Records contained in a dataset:
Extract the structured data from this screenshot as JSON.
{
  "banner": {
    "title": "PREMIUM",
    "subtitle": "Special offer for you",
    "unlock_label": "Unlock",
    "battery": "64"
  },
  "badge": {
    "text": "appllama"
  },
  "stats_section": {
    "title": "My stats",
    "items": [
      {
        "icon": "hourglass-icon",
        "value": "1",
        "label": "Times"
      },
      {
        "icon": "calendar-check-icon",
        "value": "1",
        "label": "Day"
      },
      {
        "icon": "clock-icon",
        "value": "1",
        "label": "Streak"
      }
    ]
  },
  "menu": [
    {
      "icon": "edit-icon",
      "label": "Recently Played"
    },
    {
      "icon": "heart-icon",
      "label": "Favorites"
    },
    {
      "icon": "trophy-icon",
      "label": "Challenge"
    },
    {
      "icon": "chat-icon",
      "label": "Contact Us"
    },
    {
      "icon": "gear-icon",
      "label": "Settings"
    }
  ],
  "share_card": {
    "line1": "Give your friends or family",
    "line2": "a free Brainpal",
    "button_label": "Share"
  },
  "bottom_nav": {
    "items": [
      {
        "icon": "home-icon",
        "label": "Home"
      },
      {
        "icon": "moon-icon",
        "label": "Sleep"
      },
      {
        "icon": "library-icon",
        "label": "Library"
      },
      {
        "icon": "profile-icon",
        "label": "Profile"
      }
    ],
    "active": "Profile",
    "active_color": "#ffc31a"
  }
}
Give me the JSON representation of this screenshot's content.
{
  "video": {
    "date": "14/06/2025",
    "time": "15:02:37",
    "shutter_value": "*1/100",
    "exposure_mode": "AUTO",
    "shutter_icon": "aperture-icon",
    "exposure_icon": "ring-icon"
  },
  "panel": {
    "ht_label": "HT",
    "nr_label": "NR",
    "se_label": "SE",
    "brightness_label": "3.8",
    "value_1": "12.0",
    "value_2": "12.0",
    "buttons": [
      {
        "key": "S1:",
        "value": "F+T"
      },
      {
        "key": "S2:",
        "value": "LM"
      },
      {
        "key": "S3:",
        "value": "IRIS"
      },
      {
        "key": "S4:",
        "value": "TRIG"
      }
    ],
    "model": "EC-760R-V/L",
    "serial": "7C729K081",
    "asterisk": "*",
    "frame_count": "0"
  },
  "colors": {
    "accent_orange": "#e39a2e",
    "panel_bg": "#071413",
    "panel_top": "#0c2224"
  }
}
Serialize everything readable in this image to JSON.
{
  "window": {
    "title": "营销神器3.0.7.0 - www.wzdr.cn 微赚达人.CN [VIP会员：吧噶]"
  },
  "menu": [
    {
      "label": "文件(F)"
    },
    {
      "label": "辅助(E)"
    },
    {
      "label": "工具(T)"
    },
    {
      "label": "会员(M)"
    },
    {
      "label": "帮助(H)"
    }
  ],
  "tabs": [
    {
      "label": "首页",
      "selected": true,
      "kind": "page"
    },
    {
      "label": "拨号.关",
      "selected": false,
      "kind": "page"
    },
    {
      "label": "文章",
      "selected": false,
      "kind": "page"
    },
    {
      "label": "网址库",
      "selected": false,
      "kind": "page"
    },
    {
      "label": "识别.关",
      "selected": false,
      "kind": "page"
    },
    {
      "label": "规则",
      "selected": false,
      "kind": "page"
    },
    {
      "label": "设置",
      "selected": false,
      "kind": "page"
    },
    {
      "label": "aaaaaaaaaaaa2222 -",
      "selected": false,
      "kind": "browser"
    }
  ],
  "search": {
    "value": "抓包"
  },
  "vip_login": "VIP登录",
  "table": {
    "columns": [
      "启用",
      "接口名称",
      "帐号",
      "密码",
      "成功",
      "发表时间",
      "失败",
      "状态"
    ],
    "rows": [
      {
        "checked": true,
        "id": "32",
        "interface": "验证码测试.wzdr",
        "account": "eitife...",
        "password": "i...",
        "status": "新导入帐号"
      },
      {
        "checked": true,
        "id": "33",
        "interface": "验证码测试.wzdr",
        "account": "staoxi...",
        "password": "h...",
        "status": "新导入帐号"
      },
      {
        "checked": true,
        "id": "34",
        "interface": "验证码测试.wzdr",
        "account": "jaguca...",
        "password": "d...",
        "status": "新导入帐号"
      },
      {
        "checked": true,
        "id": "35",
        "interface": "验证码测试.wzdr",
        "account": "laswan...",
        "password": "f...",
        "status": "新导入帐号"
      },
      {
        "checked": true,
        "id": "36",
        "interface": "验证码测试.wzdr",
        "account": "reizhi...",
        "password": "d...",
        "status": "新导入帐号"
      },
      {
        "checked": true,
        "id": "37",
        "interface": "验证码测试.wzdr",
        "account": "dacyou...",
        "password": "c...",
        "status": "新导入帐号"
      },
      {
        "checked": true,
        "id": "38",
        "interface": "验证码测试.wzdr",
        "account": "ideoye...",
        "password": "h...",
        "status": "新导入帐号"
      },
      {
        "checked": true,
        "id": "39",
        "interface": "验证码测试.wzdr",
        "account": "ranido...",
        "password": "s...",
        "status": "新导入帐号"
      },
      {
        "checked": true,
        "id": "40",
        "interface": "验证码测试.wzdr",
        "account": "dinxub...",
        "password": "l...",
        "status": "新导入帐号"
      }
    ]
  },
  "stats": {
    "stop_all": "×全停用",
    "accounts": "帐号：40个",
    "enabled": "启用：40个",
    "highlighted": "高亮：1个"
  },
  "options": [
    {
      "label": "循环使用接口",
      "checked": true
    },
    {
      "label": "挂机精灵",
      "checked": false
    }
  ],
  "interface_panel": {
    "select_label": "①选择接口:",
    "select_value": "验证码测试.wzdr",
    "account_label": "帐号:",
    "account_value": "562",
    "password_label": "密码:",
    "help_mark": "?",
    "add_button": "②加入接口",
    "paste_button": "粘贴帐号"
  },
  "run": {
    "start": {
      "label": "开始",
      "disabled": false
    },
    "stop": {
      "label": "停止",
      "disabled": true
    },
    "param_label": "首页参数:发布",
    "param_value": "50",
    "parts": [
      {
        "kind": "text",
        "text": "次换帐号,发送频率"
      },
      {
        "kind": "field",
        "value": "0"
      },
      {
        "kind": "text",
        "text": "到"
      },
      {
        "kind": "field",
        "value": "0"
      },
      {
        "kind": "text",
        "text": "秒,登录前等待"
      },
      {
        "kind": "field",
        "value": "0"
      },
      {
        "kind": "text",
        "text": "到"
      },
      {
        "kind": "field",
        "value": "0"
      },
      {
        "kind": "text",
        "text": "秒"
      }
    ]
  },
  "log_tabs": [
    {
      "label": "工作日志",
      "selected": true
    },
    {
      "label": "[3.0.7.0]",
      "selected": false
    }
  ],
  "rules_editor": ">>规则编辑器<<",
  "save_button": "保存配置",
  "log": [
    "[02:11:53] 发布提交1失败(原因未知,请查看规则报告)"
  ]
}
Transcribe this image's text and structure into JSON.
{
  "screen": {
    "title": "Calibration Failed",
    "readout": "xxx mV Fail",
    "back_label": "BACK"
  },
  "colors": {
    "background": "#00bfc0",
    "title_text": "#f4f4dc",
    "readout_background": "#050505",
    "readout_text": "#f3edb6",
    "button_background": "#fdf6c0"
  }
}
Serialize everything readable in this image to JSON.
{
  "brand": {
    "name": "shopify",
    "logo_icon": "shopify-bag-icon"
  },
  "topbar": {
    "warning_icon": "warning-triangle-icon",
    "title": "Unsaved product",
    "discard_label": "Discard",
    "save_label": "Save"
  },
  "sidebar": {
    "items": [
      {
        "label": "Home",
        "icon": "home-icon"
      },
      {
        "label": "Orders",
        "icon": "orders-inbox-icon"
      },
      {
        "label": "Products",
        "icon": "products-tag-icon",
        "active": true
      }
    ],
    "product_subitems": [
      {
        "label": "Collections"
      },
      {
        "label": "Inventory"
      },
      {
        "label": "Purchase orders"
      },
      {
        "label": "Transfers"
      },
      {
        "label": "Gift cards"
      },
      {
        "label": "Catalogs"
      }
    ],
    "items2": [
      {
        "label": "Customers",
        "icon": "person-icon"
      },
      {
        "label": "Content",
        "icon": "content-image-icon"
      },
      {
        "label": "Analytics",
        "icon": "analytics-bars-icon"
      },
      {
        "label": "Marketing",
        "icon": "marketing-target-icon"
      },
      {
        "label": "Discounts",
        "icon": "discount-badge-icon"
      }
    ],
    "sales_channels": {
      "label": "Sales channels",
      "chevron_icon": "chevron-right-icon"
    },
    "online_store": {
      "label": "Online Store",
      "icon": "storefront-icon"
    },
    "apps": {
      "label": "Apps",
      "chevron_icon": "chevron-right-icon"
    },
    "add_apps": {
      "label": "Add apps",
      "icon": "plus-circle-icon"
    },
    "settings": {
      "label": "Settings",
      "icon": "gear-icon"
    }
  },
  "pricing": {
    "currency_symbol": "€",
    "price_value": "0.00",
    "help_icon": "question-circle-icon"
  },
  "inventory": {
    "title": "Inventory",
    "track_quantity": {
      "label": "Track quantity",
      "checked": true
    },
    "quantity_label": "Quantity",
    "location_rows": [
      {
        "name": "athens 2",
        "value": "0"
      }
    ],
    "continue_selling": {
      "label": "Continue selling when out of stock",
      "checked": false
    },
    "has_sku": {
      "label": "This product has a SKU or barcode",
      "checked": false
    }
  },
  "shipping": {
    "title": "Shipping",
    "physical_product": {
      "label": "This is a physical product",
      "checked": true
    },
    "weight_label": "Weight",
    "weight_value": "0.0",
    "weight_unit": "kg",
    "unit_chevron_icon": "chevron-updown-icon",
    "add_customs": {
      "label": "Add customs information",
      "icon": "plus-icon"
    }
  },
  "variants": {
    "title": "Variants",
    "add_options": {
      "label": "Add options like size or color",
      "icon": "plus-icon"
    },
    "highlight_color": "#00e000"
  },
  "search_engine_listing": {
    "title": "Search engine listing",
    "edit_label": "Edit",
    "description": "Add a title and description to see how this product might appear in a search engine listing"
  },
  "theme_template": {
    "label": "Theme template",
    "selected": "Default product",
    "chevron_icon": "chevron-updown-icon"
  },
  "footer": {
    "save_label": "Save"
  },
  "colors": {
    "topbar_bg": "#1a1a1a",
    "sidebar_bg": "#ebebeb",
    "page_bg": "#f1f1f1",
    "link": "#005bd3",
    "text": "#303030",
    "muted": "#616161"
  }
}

### Instruction
Using the listing, copy every line where the word "JSON" shows up.

### Written response
Extract the structured data from this screenshot as JSON.
Give me the JSON representation of this screenshot's content.
Serialize everything readable in this image to JSON.
Transcribe this image's text and structure into JSON.
Serialize everything readable in this image to JSON.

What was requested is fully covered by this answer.